[Data entries]
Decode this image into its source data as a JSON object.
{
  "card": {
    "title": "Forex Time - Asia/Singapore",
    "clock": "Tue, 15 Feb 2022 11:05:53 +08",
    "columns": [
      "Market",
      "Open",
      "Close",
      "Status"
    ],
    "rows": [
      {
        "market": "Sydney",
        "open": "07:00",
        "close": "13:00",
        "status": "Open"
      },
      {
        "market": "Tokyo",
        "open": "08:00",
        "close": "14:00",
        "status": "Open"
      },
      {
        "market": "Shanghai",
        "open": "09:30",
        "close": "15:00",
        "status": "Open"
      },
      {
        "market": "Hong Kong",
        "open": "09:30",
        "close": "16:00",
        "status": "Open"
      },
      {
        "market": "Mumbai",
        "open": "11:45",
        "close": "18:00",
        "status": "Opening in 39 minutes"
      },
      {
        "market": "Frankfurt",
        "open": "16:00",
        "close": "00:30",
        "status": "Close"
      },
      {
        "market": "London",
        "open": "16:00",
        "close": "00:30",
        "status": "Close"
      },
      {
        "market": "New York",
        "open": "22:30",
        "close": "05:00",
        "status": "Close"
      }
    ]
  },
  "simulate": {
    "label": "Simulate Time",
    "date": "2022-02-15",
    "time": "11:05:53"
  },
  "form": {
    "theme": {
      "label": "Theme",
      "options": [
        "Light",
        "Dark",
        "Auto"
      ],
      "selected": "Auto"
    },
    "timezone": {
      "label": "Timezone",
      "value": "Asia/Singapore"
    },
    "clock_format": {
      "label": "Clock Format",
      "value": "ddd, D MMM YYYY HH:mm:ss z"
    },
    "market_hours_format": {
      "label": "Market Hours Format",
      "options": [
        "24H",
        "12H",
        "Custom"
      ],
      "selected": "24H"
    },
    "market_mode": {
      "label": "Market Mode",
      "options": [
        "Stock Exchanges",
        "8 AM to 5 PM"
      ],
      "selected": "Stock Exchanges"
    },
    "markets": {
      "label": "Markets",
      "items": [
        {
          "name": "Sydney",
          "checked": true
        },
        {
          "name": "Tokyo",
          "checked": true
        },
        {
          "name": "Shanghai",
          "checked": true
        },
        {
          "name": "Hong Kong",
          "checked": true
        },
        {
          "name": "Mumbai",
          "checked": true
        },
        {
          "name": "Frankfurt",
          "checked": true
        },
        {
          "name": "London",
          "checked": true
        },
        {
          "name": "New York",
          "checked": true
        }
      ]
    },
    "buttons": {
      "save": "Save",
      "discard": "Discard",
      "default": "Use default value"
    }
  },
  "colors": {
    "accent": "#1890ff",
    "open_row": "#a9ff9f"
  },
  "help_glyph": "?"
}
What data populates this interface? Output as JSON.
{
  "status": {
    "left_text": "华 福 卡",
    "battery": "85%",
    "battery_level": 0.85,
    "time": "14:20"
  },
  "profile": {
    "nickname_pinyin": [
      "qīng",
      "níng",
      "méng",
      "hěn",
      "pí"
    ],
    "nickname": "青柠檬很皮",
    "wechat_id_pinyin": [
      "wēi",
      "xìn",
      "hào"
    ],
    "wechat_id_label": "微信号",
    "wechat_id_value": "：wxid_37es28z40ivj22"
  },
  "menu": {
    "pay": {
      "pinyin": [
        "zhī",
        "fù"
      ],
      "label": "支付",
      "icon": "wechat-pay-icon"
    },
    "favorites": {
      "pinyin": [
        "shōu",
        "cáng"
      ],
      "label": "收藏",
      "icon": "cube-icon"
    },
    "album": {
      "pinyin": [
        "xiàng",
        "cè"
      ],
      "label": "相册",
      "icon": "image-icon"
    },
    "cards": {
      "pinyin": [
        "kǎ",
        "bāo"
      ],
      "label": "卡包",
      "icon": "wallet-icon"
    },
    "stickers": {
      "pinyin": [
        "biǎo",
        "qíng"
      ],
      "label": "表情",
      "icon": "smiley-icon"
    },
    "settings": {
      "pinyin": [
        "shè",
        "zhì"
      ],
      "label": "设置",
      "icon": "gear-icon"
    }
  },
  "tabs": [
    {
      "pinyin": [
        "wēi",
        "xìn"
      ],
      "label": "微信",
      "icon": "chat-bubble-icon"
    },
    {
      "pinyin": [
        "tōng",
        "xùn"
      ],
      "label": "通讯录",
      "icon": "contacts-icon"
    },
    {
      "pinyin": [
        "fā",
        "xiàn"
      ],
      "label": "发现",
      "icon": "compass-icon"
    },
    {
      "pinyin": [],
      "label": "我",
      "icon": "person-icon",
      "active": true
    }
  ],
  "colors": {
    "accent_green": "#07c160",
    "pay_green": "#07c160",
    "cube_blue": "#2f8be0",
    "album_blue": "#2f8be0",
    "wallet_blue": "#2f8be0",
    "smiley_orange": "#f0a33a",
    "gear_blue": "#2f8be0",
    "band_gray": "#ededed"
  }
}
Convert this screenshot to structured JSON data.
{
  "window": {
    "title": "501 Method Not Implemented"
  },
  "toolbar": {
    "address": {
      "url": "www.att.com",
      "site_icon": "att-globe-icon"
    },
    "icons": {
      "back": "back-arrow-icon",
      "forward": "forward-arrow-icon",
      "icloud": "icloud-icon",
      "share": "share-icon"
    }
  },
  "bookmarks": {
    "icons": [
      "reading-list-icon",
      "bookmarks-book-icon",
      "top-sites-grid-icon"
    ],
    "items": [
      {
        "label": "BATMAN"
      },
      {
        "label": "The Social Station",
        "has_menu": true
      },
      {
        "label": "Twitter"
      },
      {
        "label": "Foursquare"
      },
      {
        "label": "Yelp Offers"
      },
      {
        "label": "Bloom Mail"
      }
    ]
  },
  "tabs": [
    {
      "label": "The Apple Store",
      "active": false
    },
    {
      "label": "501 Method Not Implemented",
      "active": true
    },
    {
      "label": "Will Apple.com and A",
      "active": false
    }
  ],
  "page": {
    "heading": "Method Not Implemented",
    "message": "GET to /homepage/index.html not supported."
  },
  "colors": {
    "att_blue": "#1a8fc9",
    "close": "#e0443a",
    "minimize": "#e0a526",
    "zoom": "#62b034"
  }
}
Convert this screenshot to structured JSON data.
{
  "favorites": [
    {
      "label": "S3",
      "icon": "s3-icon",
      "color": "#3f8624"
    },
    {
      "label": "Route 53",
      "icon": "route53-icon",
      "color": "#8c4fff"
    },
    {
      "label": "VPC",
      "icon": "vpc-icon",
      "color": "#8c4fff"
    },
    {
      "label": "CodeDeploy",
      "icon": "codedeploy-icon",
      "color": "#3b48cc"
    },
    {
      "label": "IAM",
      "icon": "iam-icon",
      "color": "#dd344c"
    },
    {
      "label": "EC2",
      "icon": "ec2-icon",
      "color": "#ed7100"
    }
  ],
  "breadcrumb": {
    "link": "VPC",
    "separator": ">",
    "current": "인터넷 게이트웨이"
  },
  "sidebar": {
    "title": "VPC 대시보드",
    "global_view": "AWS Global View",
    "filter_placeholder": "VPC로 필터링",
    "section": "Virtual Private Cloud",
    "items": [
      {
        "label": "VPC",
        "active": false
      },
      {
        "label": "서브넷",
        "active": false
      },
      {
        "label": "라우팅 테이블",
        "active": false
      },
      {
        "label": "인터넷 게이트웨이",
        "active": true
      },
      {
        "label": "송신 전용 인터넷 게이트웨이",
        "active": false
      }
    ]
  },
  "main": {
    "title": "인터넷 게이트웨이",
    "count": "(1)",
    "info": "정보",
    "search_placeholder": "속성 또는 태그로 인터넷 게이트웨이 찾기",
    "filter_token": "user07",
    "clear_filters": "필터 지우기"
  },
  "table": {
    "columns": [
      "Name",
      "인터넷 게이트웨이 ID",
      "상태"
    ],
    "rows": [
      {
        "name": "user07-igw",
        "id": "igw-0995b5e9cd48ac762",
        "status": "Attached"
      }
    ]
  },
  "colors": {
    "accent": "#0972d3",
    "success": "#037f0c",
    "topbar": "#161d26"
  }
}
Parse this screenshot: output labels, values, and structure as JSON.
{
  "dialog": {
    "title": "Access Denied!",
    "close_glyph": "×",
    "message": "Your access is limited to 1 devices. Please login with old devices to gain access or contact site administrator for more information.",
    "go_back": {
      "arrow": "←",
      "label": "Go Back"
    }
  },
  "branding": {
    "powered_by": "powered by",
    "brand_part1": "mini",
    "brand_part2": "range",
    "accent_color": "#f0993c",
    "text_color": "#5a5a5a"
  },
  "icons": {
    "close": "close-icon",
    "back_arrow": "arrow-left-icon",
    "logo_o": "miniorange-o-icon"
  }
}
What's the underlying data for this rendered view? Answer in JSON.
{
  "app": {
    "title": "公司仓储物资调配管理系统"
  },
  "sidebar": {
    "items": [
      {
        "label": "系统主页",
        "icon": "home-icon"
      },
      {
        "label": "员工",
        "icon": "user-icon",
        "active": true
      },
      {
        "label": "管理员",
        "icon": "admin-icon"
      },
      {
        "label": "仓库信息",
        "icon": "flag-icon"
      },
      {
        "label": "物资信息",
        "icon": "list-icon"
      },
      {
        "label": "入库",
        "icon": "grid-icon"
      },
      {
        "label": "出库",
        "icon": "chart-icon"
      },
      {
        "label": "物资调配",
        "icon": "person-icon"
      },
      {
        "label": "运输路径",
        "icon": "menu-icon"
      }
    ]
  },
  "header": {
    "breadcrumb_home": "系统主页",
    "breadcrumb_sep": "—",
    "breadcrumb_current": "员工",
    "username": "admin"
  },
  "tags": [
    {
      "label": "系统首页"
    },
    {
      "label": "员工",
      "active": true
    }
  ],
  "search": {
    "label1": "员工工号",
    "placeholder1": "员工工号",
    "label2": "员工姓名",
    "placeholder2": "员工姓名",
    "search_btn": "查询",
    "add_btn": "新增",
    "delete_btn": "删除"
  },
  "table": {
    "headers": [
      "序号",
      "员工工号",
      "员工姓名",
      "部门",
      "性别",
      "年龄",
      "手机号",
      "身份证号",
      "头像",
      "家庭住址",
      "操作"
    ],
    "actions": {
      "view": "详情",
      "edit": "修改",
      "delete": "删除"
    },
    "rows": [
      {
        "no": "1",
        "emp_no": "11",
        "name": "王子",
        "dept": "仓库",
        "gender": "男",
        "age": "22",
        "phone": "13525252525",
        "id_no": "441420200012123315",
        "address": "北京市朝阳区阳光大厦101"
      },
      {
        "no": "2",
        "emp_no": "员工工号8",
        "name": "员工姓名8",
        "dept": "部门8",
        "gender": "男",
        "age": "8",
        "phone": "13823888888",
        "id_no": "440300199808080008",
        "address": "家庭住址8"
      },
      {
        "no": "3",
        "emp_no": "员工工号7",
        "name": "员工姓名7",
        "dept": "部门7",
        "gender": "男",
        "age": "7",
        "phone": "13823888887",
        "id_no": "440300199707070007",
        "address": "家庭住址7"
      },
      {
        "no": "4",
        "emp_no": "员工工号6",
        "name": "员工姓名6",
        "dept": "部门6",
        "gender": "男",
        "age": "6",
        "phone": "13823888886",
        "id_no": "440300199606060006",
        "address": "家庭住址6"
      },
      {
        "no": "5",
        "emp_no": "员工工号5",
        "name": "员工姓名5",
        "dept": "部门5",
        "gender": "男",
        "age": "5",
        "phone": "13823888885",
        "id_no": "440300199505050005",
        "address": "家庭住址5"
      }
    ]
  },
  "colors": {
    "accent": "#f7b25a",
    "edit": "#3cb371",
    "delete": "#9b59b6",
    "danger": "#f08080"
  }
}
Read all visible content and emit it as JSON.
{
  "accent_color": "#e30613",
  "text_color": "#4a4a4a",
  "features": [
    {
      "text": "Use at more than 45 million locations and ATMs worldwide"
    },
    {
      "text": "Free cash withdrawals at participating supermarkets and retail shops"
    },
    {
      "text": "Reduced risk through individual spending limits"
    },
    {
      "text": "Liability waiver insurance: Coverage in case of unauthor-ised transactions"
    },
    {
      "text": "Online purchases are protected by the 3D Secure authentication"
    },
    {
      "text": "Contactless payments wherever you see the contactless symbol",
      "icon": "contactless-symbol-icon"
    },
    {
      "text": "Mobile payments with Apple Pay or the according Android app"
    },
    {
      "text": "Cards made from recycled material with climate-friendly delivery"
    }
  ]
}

*Exercise description*.
Determine how many lines above contain "more" as a word or string. Give the number alone.

*Response*.
2